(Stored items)

▬▬▬▬▬▬

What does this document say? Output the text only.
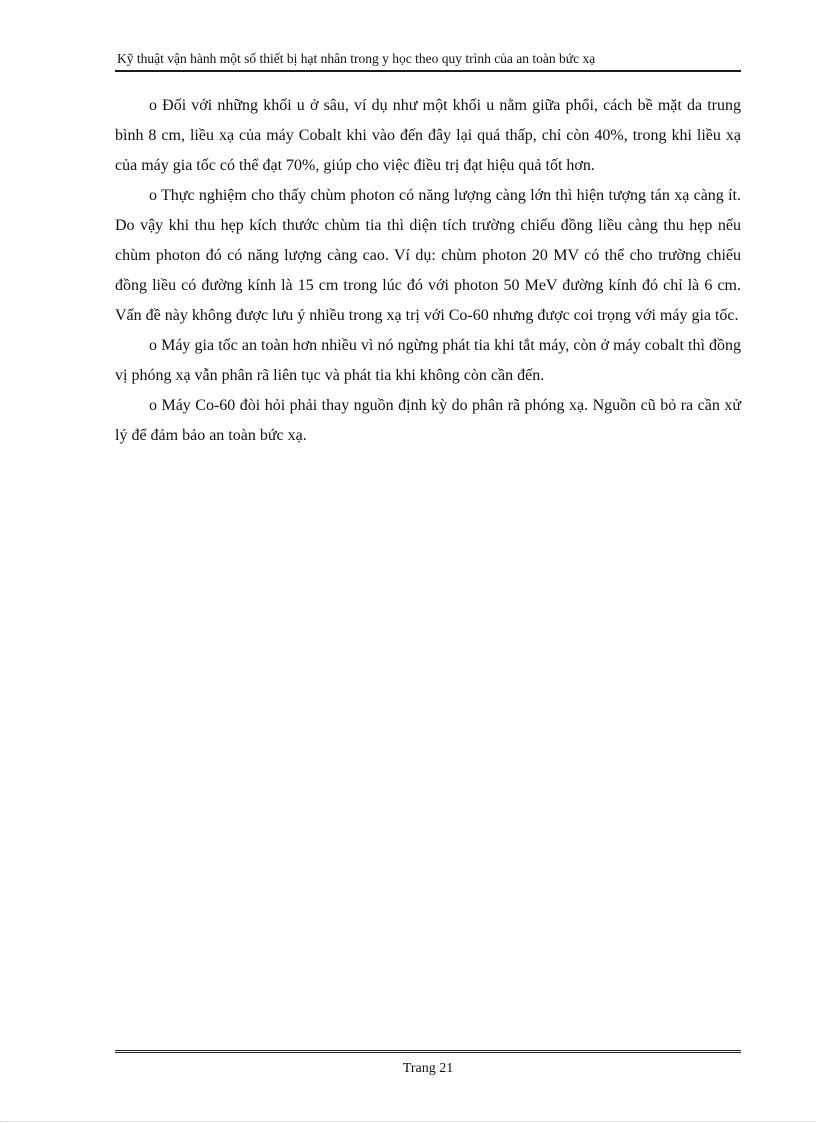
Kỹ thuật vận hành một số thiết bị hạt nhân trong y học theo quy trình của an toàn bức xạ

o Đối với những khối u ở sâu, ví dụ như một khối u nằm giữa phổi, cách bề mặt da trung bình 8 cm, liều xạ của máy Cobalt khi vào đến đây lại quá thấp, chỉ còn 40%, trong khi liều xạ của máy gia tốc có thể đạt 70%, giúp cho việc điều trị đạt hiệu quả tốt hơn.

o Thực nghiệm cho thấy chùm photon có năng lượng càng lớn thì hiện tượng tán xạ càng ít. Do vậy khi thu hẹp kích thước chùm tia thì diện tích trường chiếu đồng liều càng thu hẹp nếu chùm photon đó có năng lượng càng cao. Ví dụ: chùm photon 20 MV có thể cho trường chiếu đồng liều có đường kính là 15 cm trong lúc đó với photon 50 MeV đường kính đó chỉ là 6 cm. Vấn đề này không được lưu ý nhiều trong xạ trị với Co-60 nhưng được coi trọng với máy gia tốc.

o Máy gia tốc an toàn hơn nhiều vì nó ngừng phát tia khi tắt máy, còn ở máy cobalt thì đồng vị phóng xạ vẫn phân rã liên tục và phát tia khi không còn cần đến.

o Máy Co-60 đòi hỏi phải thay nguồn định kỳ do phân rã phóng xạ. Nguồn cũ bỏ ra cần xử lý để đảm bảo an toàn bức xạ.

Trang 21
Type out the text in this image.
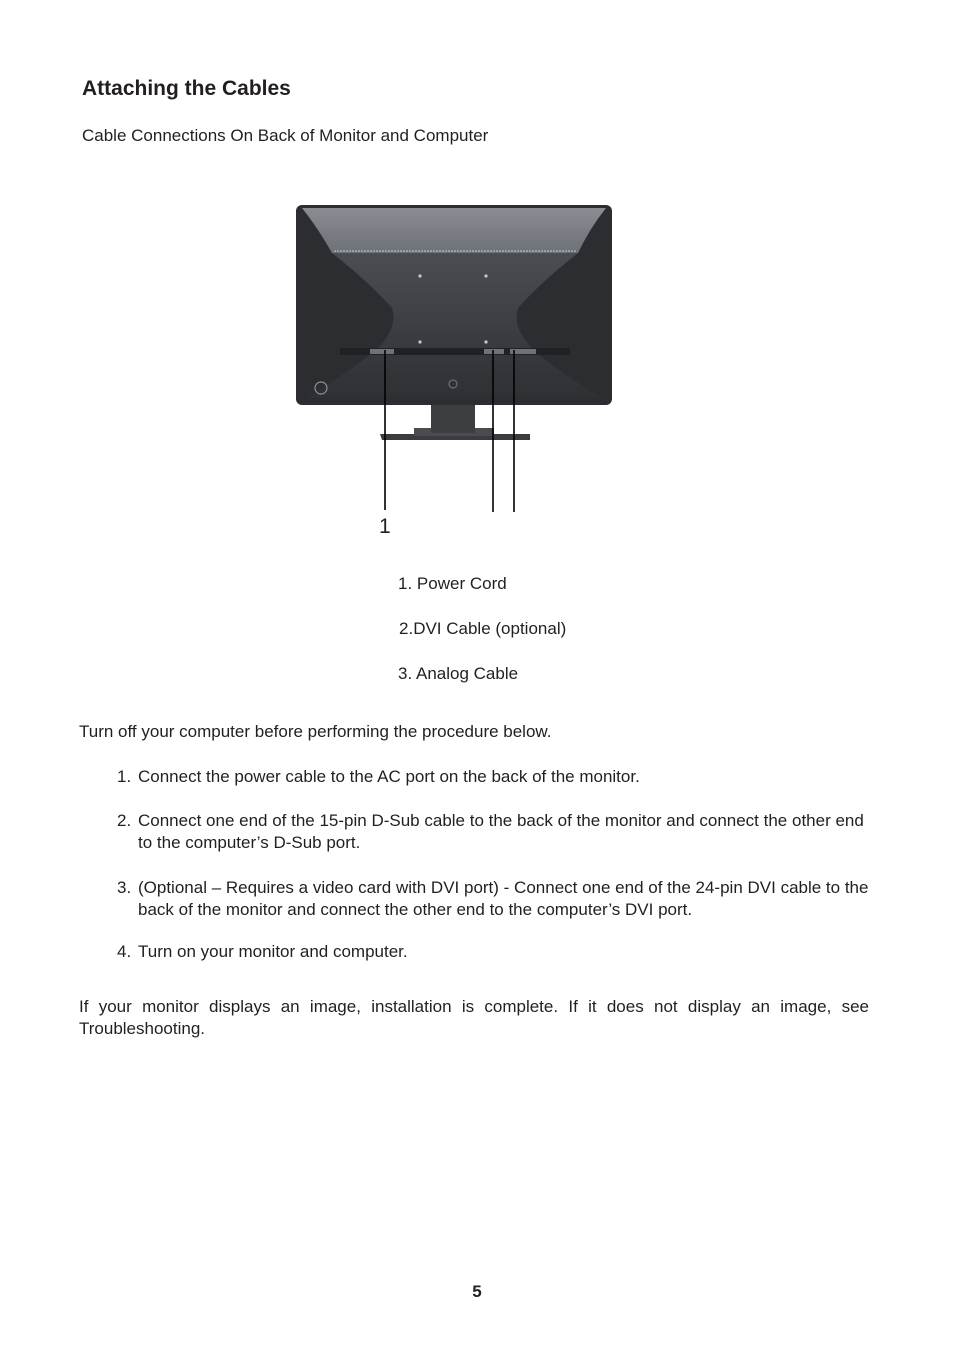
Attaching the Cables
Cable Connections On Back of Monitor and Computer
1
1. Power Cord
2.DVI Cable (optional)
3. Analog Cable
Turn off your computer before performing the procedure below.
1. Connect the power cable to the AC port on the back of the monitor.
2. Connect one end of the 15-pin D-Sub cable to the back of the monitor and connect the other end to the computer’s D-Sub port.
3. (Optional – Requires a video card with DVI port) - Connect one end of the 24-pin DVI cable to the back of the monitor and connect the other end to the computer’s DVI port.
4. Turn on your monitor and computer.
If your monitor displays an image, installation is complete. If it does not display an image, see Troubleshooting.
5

▬▬▬▬▬▬

Do this =
Reproduce every entry word for word, but skip any pictures.

The answer =
What does this document say? Output the text only.
Kỹ thuật vận hành một số thiết bị hạt nhân trong y học theo quy trình của an toàn bức xạ

o Đối với những khối u ở sâu, ví dụ như một khối u nằm giữa phổi, cách bề mặt da trung bình 8 cm, liều xạ của máy Cobalt khi vào đến đây lại quá thấp, chỉ còn 40%, trong khi liều xạ của máy gia tốc có thể đạt 70%, giúp cho việc điều trị đạt hiệu quả tốt hơn.

o Thực nghiệm cho thấy chùm photon có năng lượng càng lớn thì hiện tượng tán xạ càng ít. Do vậy khi thu hẹp kích thước chùm tia thì diện tích trường chiếu đồng liều càng thu hẹp nếu chùm photon đó có năng lượng càng cao. Ví dụ: chùm photon 20 MV có thể cho trường chiếu đồng liều có đường kính là 15 cm trong lúc đó với photon 50 MeV đường kính đó chỉ là 6 cm. Vấn đề này không được lưu ý nhiều trong xạ trị với Co-60 nhưng được coi trọng với máy gia tốc.

o Máy gia tốc an toàn hơn nhiều vì nó ngừng phát tia khi tắt máy, còn ở máy cobalt thì đồng vị phóng xạ vẫn phân rã liên tục và phát tia khi không còn cần đến.

o Máy Co-60 đòi hỏi phải thay nguồn định kỳ do phân rã phóng xạ. Nguồn cũ bỏ ra cần xử lý để đảm bảo an toàn bức xạ.

Trang 21
Type out the text in this image.
Attaching the Cables
Cable Connections On Back of Monitor and Computer
1
1. Power Cord
2.DVI Cable (optional)
3. Analog Cable
Turn off your computer before performing the procedure below.
1. Connect the power cable to the AC port on the back of the monitor.
2. Connect one end of the 15-pin D-Sub cable to the back of the monitor and connect the other end to the computer’s D-Sub port.
3. (Optional – Requires a video card with DVI port) - Connect one end of the 24-pin DVI cable to the back of the monitor and connect the other end to the computer’s DVI port.
4. Turn on your monitor and computer.
If your monitor displays an image, installation is complete. If it does not display an image, see Troubleshooting.
5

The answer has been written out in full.